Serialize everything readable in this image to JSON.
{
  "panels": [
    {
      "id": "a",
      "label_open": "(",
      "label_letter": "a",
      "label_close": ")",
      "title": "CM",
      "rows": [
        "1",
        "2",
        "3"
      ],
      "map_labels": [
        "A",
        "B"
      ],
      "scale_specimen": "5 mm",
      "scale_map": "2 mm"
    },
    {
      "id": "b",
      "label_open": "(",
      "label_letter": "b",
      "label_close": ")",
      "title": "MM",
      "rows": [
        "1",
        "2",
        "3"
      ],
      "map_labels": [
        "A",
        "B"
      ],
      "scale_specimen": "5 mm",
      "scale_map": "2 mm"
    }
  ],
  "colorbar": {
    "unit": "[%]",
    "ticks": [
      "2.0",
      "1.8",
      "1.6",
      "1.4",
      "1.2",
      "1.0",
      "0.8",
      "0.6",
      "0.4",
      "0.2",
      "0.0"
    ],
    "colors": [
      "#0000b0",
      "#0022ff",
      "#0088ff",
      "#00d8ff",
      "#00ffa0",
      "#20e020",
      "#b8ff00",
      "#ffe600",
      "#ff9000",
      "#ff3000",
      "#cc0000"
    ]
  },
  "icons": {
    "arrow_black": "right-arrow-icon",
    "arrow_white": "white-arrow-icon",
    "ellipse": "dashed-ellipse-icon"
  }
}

◇ ◇ ◇ ◇

- _YOUR OBJECTIVE_
Here, the records must be output exactly and in full.

- _WRITTEN RESPONSE_
Serialize everything readable in this image to JSON.
{
  "panels": [
    {
      "id": "a",
      "label_open": "(",
      "label_letter": "a",
      "label_close": ")",
      "title": "CM",
      "rows": [
        "1",
        "2",
        "3"
      ],
      "map_labels": [
        "A",
        "B"
      ],
      "scale_specimen": "5 mm",
      "scale_map": "2 mm"
    },
    {
      "id": "b",
      "label_open": "(",
      "label_letter": "b",
      "label_close": ")",
      "title": "MM",
      "rows": [
        "1",
        "2",
        "3"
      ],
      "map_labels": [
        "A",
        "B"
      ],
      "scale_specimen": "5 mm",
      "scale_map": "2 mm"
    }
  ],
  "colorbar": {
    "unit": "[%]",
    "ticks": [
      "2.0",
      "1.8",
      "1.6",
      "1.4",
      "1.2",
      "1.0",
      "0.8",
      "0.6",
      "0.4",
      "0.2",
      "0.0"
    ],
    "colors": [
      "#0000b0",
      "#0022ff",
      "#0088ff",
      "#00d8ff",
      "#00ffa0",
      "#20e020",
      "#b8ff00",
      "#ffe600",
      "#ff9000",
      "#ff3000",
      "#cc0000"
    ]
  },
  "icons": {
    "arrow_black": "right-arrow-icon",
    "arrow_white": "white-arrow-icon",
    "ellipse": "dashed-ellipse-icon"
  }
}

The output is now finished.